Exercise details – Return all lines with the word "ធផលន" in them.
——
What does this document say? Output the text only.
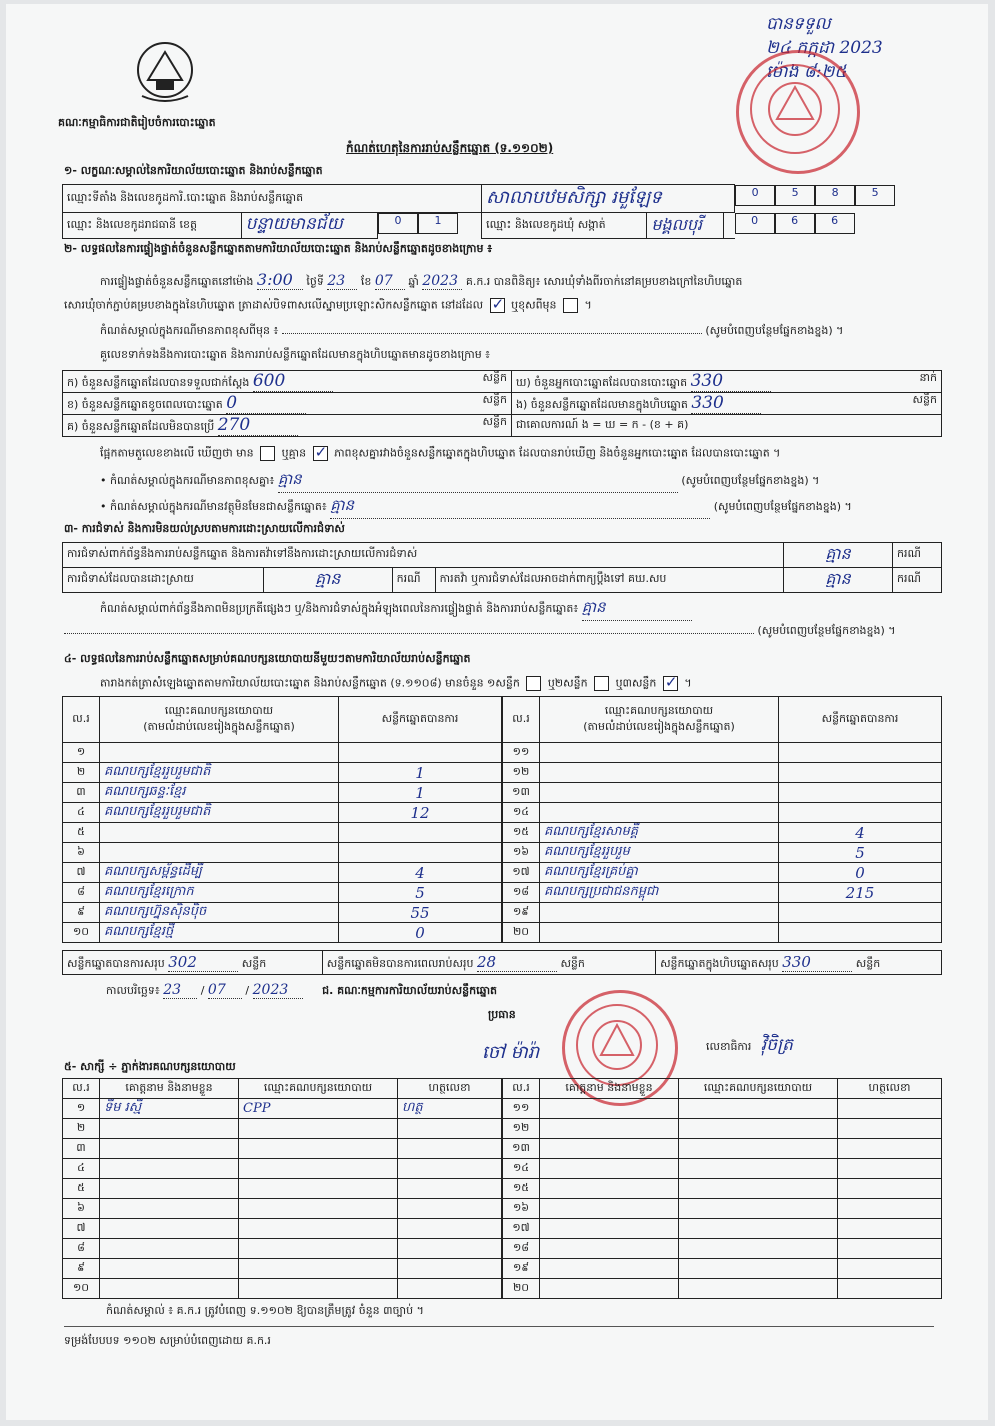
បានទទួល
២៤ កក្កដា 2023
ម៉ោង ៨:២៥
គណៈកម្មាធិការជាតិរៀបចំការបោះឆ្នោត
កំណត់ហេតុនៃការរាប់សន្លឹកឆ្នោត (ទ.១១០២)
១- លក្ខណៈសម្គាល់នៃការិយាល័យបោះឆ្នោត និងរាប់សន្លឹកឆ្នោត
ឈ្មោះទីតាំង និងលេខកូដការិ.បោះឆ្នោត និងរាប់សន្លឹកឆ្នោត		សាលាបឋមសិក្សា រមួឡែទ		0	5	8	5
ឈ្មោះ និងលេខកូដរាជធានី ខេត្ត	បន្ទាយមានជ័យ		0	1	ឈ្មោះ និងលេខកូដឃុំ សង្កាត់	មង្គលបុរី			0	6	6
២- លទ្ធផលនៃការផ្ទៀងផ្ទាត់ចំនួនសន្លឹកឆ្នោតតាមការិយាល័យបោះឆ្នោត និងរាប់សន្លឹកឆ្នោតដូចខាងក្រោម ៖
ការផ្ទៀងផ្ទាត់ចំនួនសន្លឹកឆ្នោតនៅម៉ោង 3:00 ថ្ងៃទី 23 ខែ 07 ឆ្នាំ 2023 គ.ក.រ បានពិនិត្យ៖ សោរឃុំទាំងពីរចាក់នៅគម្របខាងក្រៅនៃហិបឆ្នោត
សោរឃុំចាក់ភ្ជាប់គម្របខាងក្នុងនៃហិបឆ្នោត ត្រាដាស់បិទពាសលើស្នាមប្រឡោះសិកសន្លឹកឆ្នោត នៅដដែល ✓	ឬខុសពីមុន  ។
កំណត់សម្គាល់ក្នុងករណីមានភាពខុសពីមុន ៖	(សូមបំពេញបន្ថែមផ្នែកខាងខ្នង) ។
គួលេខទាក់ទងនឹងការបោះឆ្នោត និងការរាប់សន្លឹកឆ្នោតដែលមានក្នុងហិបឆ្នោតមានដូចខាងក្រោម ៖
ក) ចំនួនសន្លឹកឆ្នោតដែលបានទទួលជាក់ស្តែង 600 សន្លឹក	ឃ) ចំនួនអ្នកបោះឆ្នោតដែលបានបោះឆ្នោត 330 នាក់

ខ) ចំនួនសន្លឹកឆ្នោតខូចពេលបោះឆ្នោត 0 សន្លឹក	ង) ចំនួនសន្លឹកឆ្នោតដែលមានក្នុងហិបឆ្នោត 330 សន្លឹក

គ) ចំនួនសន្លឹកឆ្នោតដែលមិនបានប្រើ 270 សន្លឹក	ជាគោលការណ៍ ង = ឃ = ក - (ខ + គ)
ផ្អែកតាមតួលេខខាងលើ ឃើញថា មាន	ឬគ្មាន ✓	ភាពខុសគ្នារវាងចំនួនសន្លឹកឆ្នោតក្នុងហិបឆ្នោត ដែលបានរាប់ឃើញ និងចំនួនអ្នកបោះឆ្នោត ដែលបានបោះឆ្នោត ។
• កំណត់សម្គាល់ក្នុងករណីមានភាពខុសគ្នា៖ គ្មាន	(សូមបំពេញបន្ថែមផ្នែកខាងខ្នង) ។
• កំណត់សម្គាល់ក្នុងករណីមានវត្ថុមិនមែនជាសន្លឹកឆ្នោត៖ គ្មាន	(សូមបំពេញបន្ថែមផ្នែកខាងខ្នង) ។
៣- ការជំទាស់ និងការមិនយល់ស្របតាមការដោះស្រាយលើការជំទាស់
ការជំទាស់ពាក់ព័ន្ធនឹងការរាប់សន្លឹកឆ្នោត និងការតវ៉ាទៅនឹងការដោះស្រាយលើការជំទាស់				គ្មាន	ករណី
ការជំទាស់ដែលបានដោះស្រាយ	គ្មាន	ករណី	ការតវ៉ា ឬការជំទាស់ដែលអាចដាក់ពាក្យប្តឹងទៅ គឃ.សប	គ្មាន	ករណី
កំណត់សម្គាល់ពាក់ព័ន្ធនឹងភាពមិនប្រក្រតីផ្សេងៗ ឬ/និងការជំទាស់ក្នុងអំឡុងពេលនៃការផ្ទៀងផ្ទាត់ និងការរាប់សន្លឹកឆ្នោត៖ គ្មាន
(សូមបំពេញបន្ថែមផ្នែកខាងខ្នង) ។
៤- លទ្ធផលនៃការរាប់សន្លឹកឆ្នោតសម្រាប់គណបក្សនយោបាយនីមួយៗតាមការិយាល័យរាប់សន្លឹកឆ្នោត
តារាងកត់ត្រាសំឡេងឆ្នោតតាមការិយាល័យបោះឆ្នោត និងរាប់សន្លឹកឆ្នោត (ទ.១១០៨) មានចំនួន ១សន្លឹក	ឬ២សន្លឹក	ឬ៣សន្លឹក ✓ ។
ល.រ	ឈ្មោះគណបក្សនយោបាយ
(តាមលំដាប់លេខរៀងក្នុងសន្លឹកឆ្នោត)	សន្លឹកឆ្នោតបានការ
១		
២	គណបក្សខ្មែររួបរួមជាតិ	1
៣	គណបក្សឆន្ទៈខ្មែរ	1
៤	គណបក្សខ្មែររួបរួមជាតិ	12
៥		
៦		
៧	គណបក្សសម្ព័ន្ធដើម្បី	4
៨	គណបក្សខ្មែរក្រោក	5
៩	គណបក្សហ្វ៊ុនស៊ិនប៉ិច	55
១០	គណបក្សខ្មែរថ្មី	0
ល.រ	ឈ្មោះគណបក្សនយោបាយ
(តាមលំដាប់លេខរៀងក្នុងសន្លឹកឆ្នោត)	សន្លឹកឆ្នោតបានការ
១១		
១២		
១៣		
១៤		
១៥	គណបក្សខ្មែរសាមគ្គី	4
១៦	គណបក្សខ្មែររួបរួម	5
១៧	គណបក្សខ្មែរគ្រប់គ្នា	0
១៨	គណបក្សប្រជាជនកម្ពុជា	215
១៩		
២០		
សន្លឹកឆ្នោតបានការសរុប 302	សន្លឹក	សន្លឹកឆ្នោតមិនបានការពេលរាប់សរុប 28	សន្លឹក	សន្លឹកឆ្នោតក្នុងហិបឆ្នោតសរុប 330	សន្លឹក
កាលបរិច្ឆេទ៖ 23 / 07 / 2023	ជ. គណៈកម្មការការិយាល័យរាប់សន្លឹកឆ្នោត
ប្រធាន
ចៅ ម៉ារ៉ា	លេខាធិការ វ៉ិចិត្រ
៥- សាក្សី ÷ ភ្នាក់ងារគណបក្សនយោបាយ
ល.រ	គោត្តនាម និងនាមខ្លួន	ឈ្មោះគណបក្សនយោបាយ	ហត្ថលេខា
១	ទីម រស្មី	CPP	ហត្ថ
២			
៣			
៤			
៥			
៦			
៧			
៨			
៩			
១០			
ល.រ	គោត្តនាម និងនាមខ្លួន	ឈ្មោះគណបក្សនយោបាយ	ហត្ថលេខា
១១			
១២			
១៣			
១៤			
១៥			
១៦			
១៧			
១៨			
១៩			
២០			
កំណត់សម្គាល់ ៖ គ.ក.រ ត្រូវបំពេញ ទ.១១០២ ឱ្យបានត្រឹមត្រូវ ចំនួន ៣ច្បាប់ ។
ទម្រង់បែបបទ ១១០២ សម្រាប់បំពេញដោយ គ.ក.រ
——
Solution –
២- លទ្ធផលនៃការផ្ទៀងផ្ទាត់ចំនួនសន្លឹកឆ្នោតតាមការិយាល័យបោះឆ្នោត និងរាប់សន្លឹកឆ្នោតដូចខាងក្រោម ៖
៤- លទ្ធផលនៃការរាប់សន្លឹកឆ្នោតសម្រាប់គណបក្សនយោបាយនីមួយៗតាមការិយាល័យរាប់សន្លឹកឆ្នោត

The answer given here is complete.